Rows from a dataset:
== == ==
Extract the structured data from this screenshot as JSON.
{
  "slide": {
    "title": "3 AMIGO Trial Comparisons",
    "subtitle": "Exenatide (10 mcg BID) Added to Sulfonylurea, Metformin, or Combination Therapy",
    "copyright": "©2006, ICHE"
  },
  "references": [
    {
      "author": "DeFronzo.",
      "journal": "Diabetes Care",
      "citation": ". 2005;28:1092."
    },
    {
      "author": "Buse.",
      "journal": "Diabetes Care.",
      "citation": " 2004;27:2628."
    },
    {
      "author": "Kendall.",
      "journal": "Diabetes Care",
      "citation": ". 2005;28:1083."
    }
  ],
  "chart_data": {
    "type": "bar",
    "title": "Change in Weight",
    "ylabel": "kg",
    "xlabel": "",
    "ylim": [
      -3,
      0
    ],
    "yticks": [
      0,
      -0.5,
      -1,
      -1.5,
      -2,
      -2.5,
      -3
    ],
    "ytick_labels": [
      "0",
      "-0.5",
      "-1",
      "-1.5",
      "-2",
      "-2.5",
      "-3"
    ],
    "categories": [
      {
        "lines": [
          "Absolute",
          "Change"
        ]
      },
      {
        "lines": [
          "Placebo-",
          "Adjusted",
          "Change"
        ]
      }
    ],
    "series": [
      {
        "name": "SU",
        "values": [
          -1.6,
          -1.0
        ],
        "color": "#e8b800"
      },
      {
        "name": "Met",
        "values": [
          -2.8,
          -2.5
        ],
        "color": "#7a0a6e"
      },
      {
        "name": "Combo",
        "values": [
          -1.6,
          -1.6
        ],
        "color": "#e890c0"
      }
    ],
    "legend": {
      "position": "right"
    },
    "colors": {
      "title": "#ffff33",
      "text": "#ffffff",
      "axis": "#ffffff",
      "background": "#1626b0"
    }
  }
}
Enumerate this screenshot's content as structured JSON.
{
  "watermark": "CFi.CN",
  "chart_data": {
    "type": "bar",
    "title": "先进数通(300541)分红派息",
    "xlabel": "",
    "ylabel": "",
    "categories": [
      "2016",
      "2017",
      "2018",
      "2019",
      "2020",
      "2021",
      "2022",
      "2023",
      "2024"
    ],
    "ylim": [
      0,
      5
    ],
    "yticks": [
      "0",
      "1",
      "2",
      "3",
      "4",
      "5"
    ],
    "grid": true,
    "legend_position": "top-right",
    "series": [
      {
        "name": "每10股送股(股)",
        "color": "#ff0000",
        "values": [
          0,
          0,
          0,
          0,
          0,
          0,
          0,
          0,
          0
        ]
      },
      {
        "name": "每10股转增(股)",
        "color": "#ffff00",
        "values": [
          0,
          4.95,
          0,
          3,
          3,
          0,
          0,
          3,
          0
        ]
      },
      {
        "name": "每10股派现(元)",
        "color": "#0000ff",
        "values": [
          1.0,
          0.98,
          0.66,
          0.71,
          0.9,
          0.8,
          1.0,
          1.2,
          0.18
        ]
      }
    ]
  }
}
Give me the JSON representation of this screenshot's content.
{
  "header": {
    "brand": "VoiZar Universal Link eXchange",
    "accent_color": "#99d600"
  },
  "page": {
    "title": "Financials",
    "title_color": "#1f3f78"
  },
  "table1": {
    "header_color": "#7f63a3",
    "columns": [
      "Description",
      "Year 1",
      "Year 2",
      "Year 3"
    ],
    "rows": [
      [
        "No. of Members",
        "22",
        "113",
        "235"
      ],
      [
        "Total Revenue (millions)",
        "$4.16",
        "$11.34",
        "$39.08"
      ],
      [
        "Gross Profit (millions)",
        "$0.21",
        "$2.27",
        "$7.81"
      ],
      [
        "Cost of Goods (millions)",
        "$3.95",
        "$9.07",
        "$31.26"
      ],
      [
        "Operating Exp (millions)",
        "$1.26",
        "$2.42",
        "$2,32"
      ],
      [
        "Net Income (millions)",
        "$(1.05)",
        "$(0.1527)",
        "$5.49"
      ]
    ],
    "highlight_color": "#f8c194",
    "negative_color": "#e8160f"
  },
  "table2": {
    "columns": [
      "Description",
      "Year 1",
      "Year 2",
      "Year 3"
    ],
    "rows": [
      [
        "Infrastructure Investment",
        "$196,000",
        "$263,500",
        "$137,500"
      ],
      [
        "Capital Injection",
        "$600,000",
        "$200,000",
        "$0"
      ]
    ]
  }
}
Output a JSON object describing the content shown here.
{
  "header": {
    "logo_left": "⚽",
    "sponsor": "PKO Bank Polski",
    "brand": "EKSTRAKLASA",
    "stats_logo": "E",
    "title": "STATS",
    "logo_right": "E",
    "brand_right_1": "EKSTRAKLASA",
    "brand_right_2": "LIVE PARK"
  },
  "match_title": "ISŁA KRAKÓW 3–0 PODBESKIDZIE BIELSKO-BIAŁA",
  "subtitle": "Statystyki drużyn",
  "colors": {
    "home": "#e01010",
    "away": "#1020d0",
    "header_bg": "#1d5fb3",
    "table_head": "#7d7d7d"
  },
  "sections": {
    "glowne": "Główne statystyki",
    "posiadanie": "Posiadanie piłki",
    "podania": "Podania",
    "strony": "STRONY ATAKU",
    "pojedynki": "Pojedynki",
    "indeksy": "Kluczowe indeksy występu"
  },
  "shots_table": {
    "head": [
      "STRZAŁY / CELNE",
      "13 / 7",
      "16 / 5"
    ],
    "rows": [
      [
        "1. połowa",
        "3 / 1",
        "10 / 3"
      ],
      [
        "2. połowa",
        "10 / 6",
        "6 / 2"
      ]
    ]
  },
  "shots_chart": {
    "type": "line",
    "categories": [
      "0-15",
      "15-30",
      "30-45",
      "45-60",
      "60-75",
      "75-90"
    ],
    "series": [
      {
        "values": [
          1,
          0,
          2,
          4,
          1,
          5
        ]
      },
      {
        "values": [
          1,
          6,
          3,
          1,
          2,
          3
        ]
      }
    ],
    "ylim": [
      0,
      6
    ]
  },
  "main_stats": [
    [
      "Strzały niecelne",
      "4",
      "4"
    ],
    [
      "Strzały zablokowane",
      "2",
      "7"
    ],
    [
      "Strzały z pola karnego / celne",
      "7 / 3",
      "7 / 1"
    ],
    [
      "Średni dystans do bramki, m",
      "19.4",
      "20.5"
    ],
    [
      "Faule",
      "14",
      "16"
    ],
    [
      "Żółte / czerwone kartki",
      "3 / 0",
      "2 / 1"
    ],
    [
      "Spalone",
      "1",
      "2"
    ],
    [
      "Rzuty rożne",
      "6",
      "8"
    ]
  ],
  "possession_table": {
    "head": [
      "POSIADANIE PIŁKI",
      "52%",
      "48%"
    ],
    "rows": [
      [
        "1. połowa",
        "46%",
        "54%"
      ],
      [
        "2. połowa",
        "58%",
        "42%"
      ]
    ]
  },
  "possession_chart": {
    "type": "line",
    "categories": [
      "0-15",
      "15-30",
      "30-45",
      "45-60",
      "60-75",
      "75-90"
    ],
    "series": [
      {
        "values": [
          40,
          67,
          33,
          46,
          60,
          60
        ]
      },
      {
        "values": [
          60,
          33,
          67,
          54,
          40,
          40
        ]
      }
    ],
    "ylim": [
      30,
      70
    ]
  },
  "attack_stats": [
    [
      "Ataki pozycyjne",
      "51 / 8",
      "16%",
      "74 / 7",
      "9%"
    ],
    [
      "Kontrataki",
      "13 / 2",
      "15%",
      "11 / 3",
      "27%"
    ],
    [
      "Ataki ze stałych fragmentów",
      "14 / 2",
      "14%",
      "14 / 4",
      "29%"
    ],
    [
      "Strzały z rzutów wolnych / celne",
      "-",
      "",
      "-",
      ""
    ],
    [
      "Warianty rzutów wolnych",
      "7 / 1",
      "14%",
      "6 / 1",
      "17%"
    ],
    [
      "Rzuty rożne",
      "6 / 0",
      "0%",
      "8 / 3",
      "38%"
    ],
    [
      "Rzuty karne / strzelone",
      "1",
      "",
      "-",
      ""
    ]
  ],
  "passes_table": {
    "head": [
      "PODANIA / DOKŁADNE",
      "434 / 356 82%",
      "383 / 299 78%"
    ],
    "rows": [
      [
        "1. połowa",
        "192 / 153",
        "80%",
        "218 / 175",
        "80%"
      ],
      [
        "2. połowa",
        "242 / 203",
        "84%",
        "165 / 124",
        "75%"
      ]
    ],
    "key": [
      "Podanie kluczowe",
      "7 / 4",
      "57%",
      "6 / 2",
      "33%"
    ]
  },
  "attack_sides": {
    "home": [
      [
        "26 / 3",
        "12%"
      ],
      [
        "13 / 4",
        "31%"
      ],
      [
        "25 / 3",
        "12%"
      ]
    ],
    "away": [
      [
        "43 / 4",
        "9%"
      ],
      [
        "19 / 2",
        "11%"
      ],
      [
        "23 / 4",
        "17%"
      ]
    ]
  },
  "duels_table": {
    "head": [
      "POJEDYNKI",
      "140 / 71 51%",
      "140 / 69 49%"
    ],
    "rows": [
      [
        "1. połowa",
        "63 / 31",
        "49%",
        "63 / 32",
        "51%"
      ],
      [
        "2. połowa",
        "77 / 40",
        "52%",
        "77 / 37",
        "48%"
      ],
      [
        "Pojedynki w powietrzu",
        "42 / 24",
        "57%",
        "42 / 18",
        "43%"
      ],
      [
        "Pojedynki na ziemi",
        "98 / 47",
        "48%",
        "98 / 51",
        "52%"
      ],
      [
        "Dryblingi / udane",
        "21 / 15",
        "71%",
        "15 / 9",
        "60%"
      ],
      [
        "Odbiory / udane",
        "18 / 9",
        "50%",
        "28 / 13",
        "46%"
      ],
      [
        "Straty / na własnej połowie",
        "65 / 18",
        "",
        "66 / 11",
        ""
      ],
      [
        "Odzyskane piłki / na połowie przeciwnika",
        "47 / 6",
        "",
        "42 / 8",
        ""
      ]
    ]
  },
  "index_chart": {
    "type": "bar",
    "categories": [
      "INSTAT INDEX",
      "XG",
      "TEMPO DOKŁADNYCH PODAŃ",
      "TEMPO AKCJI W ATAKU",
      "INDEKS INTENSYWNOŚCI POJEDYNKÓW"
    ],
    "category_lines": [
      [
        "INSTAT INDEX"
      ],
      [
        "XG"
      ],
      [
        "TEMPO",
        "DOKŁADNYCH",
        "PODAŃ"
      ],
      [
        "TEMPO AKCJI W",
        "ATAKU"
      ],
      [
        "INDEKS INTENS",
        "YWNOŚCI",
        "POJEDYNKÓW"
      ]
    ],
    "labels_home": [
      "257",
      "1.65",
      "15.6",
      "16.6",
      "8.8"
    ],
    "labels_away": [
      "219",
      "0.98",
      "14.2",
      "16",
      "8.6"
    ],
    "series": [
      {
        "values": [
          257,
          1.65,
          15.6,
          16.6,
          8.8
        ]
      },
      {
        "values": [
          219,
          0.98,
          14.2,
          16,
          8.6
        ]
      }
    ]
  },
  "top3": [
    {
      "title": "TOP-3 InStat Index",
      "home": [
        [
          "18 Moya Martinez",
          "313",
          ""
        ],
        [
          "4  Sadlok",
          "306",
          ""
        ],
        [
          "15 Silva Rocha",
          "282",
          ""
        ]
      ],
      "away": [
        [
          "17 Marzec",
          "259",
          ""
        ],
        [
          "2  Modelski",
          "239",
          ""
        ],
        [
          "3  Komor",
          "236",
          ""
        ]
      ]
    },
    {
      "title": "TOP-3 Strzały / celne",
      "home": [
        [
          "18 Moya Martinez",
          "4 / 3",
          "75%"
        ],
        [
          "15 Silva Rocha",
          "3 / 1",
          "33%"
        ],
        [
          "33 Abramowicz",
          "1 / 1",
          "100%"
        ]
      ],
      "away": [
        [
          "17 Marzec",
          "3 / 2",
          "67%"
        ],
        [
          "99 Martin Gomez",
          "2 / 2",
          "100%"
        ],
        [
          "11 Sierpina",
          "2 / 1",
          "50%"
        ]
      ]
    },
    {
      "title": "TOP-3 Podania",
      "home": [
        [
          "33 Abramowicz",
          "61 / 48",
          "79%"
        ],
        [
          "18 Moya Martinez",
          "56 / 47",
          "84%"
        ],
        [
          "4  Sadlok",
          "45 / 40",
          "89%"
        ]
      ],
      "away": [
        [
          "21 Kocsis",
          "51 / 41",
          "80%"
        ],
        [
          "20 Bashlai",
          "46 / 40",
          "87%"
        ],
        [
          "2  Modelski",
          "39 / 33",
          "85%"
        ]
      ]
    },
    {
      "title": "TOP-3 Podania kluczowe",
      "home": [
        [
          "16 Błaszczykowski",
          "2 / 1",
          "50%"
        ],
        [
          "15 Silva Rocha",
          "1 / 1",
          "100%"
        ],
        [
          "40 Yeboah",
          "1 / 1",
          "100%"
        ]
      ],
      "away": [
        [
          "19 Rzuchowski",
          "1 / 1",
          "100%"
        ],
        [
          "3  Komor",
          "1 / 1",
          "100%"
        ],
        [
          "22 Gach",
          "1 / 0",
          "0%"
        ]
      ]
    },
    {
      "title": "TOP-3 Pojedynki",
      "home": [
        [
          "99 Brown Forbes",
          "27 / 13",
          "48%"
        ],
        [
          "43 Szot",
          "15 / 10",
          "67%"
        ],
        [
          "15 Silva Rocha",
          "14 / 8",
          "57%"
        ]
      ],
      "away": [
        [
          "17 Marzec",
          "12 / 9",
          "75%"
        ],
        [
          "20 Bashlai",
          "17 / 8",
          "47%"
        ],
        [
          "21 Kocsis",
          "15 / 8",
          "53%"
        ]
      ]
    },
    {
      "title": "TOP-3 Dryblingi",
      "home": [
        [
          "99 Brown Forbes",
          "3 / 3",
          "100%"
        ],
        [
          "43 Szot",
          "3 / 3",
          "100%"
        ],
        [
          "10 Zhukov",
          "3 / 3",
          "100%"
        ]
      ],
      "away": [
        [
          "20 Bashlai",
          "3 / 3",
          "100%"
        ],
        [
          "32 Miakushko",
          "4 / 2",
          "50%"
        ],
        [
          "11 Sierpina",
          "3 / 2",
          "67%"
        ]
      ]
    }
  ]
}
== == ==
Using the listing above, pull out all lines that hold the word "JSON".

* Response for this exercise *
Extract the structured data from this screenshot as JSON.
Enumerate this screenshot's content as structured JSON.
Give me the JSON representation of this screenshot's content.
Output a JSON object describing the content shown here.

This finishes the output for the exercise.